# [Direction]
Exactly as written, print each record in the listing.

[Records that describe figures]
□ □ □ □ □

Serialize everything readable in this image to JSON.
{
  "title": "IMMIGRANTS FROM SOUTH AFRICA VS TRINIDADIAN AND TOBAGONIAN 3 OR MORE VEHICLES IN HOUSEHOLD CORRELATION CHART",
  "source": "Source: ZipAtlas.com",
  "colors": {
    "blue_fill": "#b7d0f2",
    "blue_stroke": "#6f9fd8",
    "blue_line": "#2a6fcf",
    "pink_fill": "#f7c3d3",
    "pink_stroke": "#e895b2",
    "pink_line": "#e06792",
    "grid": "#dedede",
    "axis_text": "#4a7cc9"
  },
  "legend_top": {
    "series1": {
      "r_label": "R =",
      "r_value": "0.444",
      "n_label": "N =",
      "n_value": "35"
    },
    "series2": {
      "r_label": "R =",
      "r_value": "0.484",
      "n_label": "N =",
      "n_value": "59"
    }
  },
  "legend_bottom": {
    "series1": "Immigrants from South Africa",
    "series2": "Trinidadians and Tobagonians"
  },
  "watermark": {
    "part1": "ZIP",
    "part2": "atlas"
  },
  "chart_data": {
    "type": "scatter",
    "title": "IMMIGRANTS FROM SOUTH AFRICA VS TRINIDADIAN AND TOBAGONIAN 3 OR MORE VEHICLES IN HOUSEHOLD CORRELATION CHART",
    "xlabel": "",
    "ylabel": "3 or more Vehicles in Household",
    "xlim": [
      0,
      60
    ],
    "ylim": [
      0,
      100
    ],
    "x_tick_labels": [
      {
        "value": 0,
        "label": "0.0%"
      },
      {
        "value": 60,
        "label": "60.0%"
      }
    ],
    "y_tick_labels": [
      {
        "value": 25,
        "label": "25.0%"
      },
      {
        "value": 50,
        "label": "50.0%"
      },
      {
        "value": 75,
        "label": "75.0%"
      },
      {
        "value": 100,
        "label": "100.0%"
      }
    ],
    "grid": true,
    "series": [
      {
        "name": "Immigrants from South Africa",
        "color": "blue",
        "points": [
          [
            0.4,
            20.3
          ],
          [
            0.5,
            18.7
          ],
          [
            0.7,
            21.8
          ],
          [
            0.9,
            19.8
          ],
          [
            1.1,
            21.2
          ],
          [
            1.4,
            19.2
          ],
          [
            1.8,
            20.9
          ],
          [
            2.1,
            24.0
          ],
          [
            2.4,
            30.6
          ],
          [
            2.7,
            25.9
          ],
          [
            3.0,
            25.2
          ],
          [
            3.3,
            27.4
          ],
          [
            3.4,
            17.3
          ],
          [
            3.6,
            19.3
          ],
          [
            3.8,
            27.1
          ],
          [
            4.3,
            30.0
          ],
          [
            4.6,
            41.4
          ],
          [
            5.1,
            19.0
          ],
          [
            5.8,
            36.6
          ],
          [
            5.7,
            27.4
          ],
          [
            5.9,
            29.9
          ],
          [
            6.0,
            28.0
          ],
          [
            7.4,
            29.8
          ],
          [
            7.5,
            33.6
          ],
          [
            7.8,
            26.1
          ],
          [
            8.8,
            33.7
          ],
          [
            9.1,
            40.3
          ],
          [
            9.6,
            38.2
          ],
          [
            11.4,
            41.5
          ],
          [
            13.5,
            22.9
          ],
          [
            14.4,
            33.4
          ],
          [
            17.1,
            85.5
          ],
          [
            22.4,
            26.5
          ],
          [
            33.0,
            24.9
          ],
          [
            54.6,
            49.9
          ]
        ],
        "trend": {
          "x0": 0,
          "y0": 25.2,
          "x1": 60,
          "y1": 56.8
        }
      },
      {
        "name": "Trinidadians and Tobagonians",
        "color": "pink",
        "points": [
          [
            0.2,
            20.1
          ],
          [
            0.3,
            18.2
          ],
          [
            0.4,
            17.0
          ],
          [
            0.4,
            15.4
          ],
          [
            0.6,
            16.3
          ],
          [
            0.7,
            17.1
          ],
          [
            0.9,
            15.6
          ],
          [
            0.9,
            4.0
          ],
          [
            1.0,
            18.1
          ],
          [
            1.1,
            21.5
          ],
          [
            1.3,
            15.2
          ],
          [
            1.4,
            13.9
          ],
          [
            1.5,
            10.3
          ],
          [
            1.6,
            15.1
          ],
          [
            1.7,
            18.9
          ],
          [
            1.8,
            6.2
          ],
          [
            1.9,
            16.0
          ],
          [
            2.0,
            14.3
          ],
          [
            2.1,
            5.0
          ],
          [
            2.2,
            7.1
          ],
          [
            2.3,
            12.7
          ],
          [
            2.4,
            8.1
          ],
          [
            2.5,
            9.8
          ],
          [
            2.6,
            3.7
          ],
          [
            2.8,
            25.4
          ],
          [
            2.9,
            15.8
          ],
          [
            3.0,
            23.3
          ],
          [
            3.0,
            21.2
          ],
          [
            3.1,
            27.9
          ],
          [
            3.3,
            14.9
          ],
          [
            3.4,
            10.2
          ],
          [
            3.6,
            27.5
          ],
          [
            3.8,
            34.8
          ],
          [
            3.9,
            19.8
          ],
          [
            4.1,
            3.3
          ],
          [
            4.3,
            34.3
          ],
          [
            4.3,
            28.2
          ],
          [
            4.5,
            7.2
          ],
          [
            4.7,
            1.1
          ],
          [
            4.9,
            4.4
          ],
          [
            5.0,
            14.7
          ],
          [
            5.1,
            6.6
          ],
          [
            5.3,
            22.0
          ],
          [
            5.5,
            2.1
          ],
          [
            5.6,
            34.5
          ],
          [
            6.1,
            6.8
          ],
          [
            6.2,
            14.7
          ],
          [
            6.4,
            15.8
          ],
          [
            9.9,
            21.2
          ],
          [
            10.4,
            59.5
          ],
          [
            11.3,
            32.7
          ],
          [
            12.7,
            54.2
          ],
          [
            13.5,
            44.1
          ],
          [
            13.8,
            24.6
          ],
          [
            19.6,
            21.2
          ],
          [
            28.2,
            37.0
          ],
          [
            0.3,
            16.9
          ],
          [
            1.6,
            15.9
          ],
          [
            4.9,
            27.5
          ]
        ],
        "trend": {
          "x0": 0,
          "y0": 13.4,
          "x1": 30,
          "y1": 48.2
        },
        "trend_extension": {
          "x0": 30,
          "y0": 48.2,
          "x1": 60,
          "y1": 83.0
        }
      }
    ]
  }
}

□ □ □ □ □

# [Exercise result]
Serialize everything readable in this image to JSON.
{
  "title": "IMMIGRANTS FROM SOUTH AFRICA VS TRINIDADIAN AND TOBAGONIAN 3 OR MORE VEHICLES IN HOUSEHOLD CORRELATION CHART",
  "source": "Source: ZipAtlas.com",
  "colors": {
    "blue_fill": "#b7d0f2",
    "blue_stroke": "#6f9fd8",
    "blue_line": "#2a6fcf",
    "pink_fill": "#f7c3d3",
    "pink_stroke": "#e895b2",
    "pink_line": "#e06792",
    "grid": "#dedede",
    "axis_text": "#4a7cc9"
  },
  "legend_top": {
    "series1": {
      "r_label": "R =",
      "r_value": "0.444",
      "n_label": "N =",
      "n_value": "35"
    },
    "series2": {
      "r_label": "R =",
      "r_value": "0.484",
      "n_label": "N =",
      "n_value": "59"
    }
  },
  "legend_bottom": {
    "series1": "Immigrants from South Africa",
    "series2": "Trinidadians and Tobagonians"
  },
  "watermark": {
    "part1": "ZIP",
    "part2": "atlas"
  },
  "chart_data": {
    "type": "scatter",
    "title": "IMMIGRANTS FROM SOUTH AFRICA VS TRINIDADIAN AND TOBAGONIAN 3 OR MORE VEHICLES IN HOUSEHOLD CORRELATION CHART",
    "xlabel": "",
    "ylabel": "3 or more Vehicles in Household",
    "xlim": [
      0,
      60
    ],
    "ylim": [
      0,
      100
    ],
    "x_tick_labels": [
      {
        "value": 0,
        "label": "0.0%"
      },
      {
        "value": 60,
        "label": "60.0%"
      }
    ],
    "y_tick_labels": [
      {
        "value": 25,
        "label": "25.0%"
      },
      {
        "value": 50,
        "label": "50.0%"
      },
      {
        "value": 75,
        "label": "75.0%"
      },
      {
        "value": 100,
        "label": "100.0%"
      }
    ],
    "grid": true,
    "series": [
      {
        "name": "Immigrants from South Africa",
        "color": "blue",
        "points": [
          [
            0.4,
            20.3
          ],
          [
            0.5,
            18.7
          ],
          [
            0.7,
            21.8
          ],
          [
            0.9,
            19.8
          ],
          [
            1.1,
            21.2
          ],
          [
            1.4,
            19.2
          ],
          [
            1.8,
            20.9
          ],
          [
            2.1,
            24.0
          ],
          [
            2.4,
            30.6
          ],
          [
            2.7,
            25.9
          ],
          [
            3.0,
            25.2
          ],
          [
            3.3,
            27.4
          ],
          [
            3.4,
            17.3
          ],
          [
            3.6,
            19.3
          ],
          [
            3.8,
            27.1
          ],
          [
            4.3,
            30.0
          ],
          [
            4.6,
            41.4
          ],
          [
            5.1,
            19.0
          ],
          [
            5.8,
            36.6
          ],
          [
            5.7,
            27.4
          ],
          [
            5.9,
            29.9
          ],
          [
            6.0,
            28.0
          ],
          [
            7.4,
            29.8
          ],
          [
            7.5,
            33.6
          ],
          [
            7.8,
            26.1
          ],
          [
            8.8,
            33.7
          ],
          [
            9.1,
            40.3
          ],
          [
            9.6,
            38.2
          ],
          [
            11.4,
            41.5
          ],
          [
            13.5,
            22.9
          ],
          [
            14.4,
            33.4
          ],
          [
            17.1,
            85.5
          ],
          [
            22.4,
            26.5
          ],
          [
            33.0,
            24.9
          ],
          [
            54.6,
            49.9
          ]
        ],
        "trend": {
          "x0": 0,
          "y0": 25.2,
          "x1": 60,
          "y1": 56.8
        }
      },
      {
        "name": "Trinidadians and Tobagonians",
        "color": "pink",
        "points": [
          [
            0.2,
            20.1
          ],
          [
            0.3,
            18.2
          ],
          [
            0.4,
            17.0
          ],
          [
            0.4,
            15.4
          ],
          [
            0.6,
            16.3
          ],
          [
            0.7,
            17.1
          ],
          [
            0.9,
            15.6
          ],
          [
            0.9,
            4.0
          ],
          [
            1.0,
            18.1
          ],
          [
            1.1,
            21.5
          ],
          [
            1.3,
            15.2
          ],
          [
            1.4,
            13.9
          ],
          [
            1.5,
            10.3
          ],
          [
            1.6,
            15.1
          ],
          [
            1.7,
            18.9
          ],
          [
            1.8,
            6.2
          ],
          [
            1.9,
            16.0
          ],
          [
            2.0,
            14.3
          ],
          [
            2.1,
            5.0
          ],
          [
            2.2,
            7.1
          ],
          [
            2.3,
            12.7
          ],
          [
            2.4,
            8.1
          ],
          [
            2.5,
            9.8
          ],
          [
            2.6,
            3.7
          ],
          [
            2.8,
            25.4
          ],
          [
            2.9,
            15.8
          ],
          [
            3.0,
            23.3
          ],
          [
            3.0,
            21.2
          ],
          [
            3.1,
            27.9
          ],
          [
            3.3,
            14.9
          ],
          [
            3.4,
            10.2
          ],
          [
            3.6,
            27.5
          ],
          [
            3.8,
            34.8
          ],
          [
            3.9,
            19.8
          ],
          [
            4.1,
            3.3
          ],
          [
            4.3,
            34.3
          ],
          [
            4.3,
            28.2
          ],
          [
            4.5,
            7.2
          ],
          [
            4.7,
            1.1
          ],
          [
            4.9,
            4.4
          ],
          [
            5.0,
            14.7
          ],
          [
            5.1,
            6.6
          ],
          [
            5.3,
            22.0
          ],
          [
            5.5,
            2.1
          ],
          [
            5.6,
            34.5
          ],
          [
            6.1,
            6.8
          ],
          [
            6.2,
            14.7
          ],
          [
            6.4,
            15.8
          ],
          [
            9.9,
            21.2
          ],
          [
            10.4,
            59.5
          ],
          [
            11.3,
            32.7
          ],
          [
            12.7,
            54.2
          ],
          [
            13.5,
            44.1
          ],
          [
            13.8,
            24.6
          ],
          [
            19.6,
            21.2
          ],
          [
            28.2,
            37.0
          ],
          [
            0.3,
            16.9
          ],
          [
            1.6,
            15.9
          ],
          [
            4.9,
            27.5
          ]
        ],
        "trend": {
          "x0": 0,
          "y0": 13.4,
          "x1": 30,
          "y1": 48.2
        },
        "trend_extension": {
          "x0": 30,
          "y0": 48.2,
          "x1": 60,
          "y1": 83.0
        }
      }
    ]
  }
}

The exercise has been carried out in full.